= Record list =
● ● ● ● ● ● ●

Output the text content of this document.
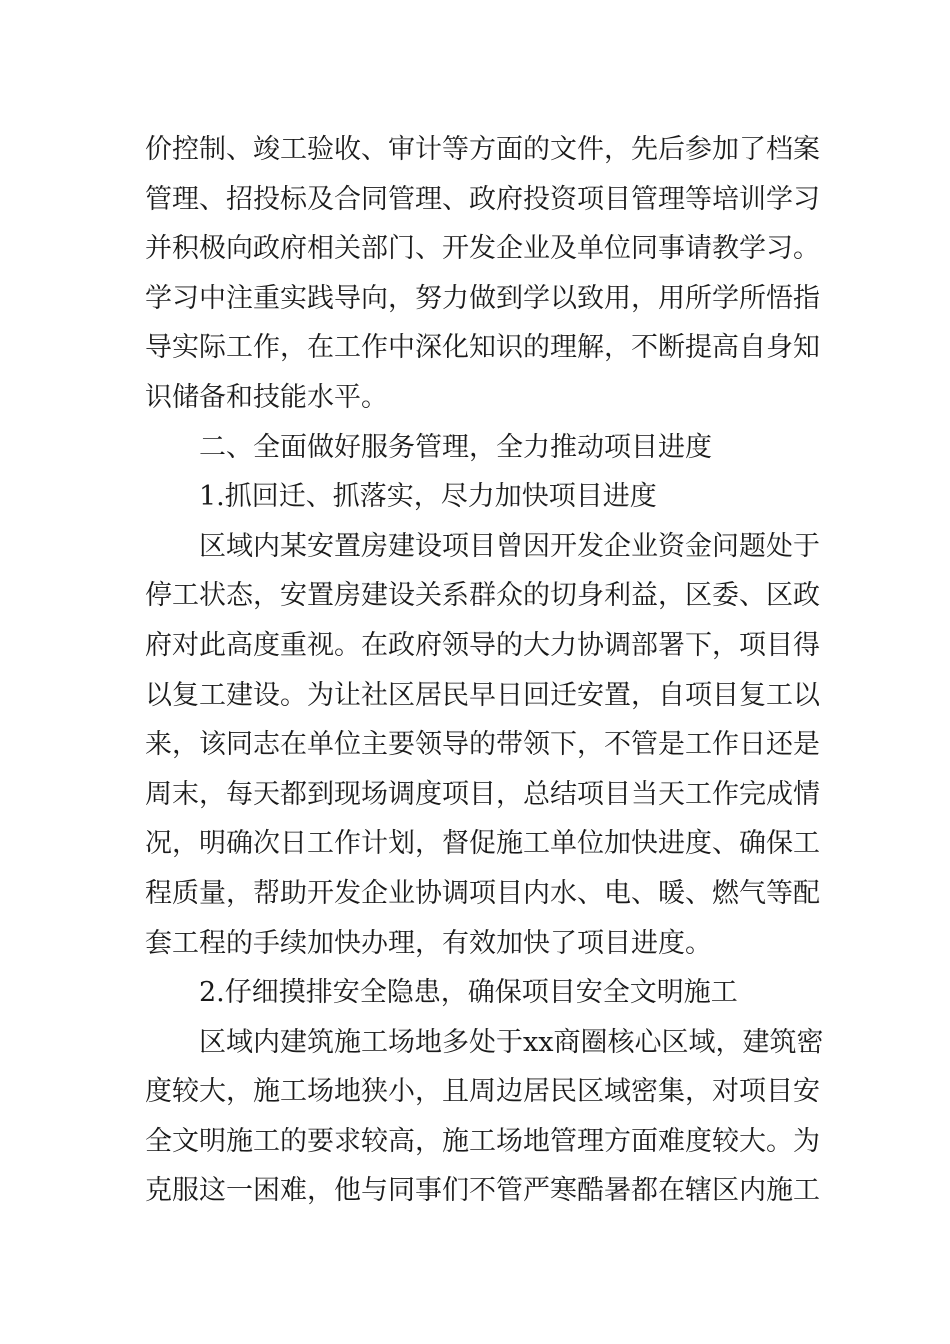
价控制、竣工验收、审计等方面的文件，先后参加了档案
管理、招投标及合同管理、政府投资项目管理等培训学习
并积极向政府相关部门、开发企业及单位同事请教学习。
学习中注重实践导向，努力做到学以致用，用所学所悟指
导实际工作，在工作中深化知识的理解，不断提高自身知
识储备和技能水平。
二、全面做好服务管理，全力推动项目进度
1.抓回迁、抓落实，尽力加快项目进度
区域内某安置房建设项目曾因开发企业资金问题处于
停工状态，安置房建设关系群众的切身利益，区委、区政
府对此高度重视。在政府领导的大力协调部署下，项目得
以复工建设。为让社区居民早日回迁安置，自项目复工以
来，该同志在单位主要领导的带领下，不管是工作日还是
周末，每天都到现场调度项目，总结项目当天工作完成情
况，明确次日工作计划，督促施工单位加快进度、确保工
程质量，帮助开发企业协调项目内水、电、暖、燃气等配
套工程的手续加快办理，有效加快了项目进度。
2.仔细摸排安全隐患，确保项目安全文明施工
区域内建筑施工场地多处于xx商圈核心区域，建筑密
度较大，施工场地狭小，且周边居民区域密集，对项目安
全文明施工的要求较高，施工场地管理方面难度较大。为
克服这一困难，他与同事们不管严寒酷暑都在辖区内施工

● ● ● ● ● ● ●

Every record above should be transcribed exactly; the pictures stay out of the copy.

Output the text content of this document.
价控制、竣工验收、审计等方面的文件，先后参加了档案
管理、招投标及合同管理、政府投资项目管理等培训学习
并积极向政府相关部门、开发企业及单位同事请教学习。
学习中注重实践导向，努力做到学以致用，用所学所悟指
导实际工作，在工作中深化知识的理解，不断提高自身知
识储备和技能水平。
二、全面做好服务管理，全力推动项目进度
1.抓回迁、抓落实，尽力加快项目进度
区域内某安置房建设项目曾因开发企业资金问题处于
停工状态，安置房建设关系群众的切身利益，区委、区政
府对此高度重视。在政府领导的大力协调部署下，项目得
以复工建设。为让社区居民早日回迁安置，自项目复工以
来，该同志在单位主要领导的带领下，不管是工作日还是
周末，每天都到现场调度项目，总结项目当天工作完成情
况，明确次日工作计划，督促施工单位加快进度、确保工
程质量，帮助开发企业协调项目内水、电、暖、燃气等配
套工程的手续加快办理，有效加快了项目进度。
2.仔细摸排安全隐患，确保项目安全文明施工
区域内建筑施工场地多处于xx商圈核心区域，建筑密
度较大，施工场地狭小，且周边居民区域密集，对项目安
全文明施工的要求较高，施工场地管理方面难度较大。为
克服这一困难，他与同事们不管严寒酷暑都在辖区内施工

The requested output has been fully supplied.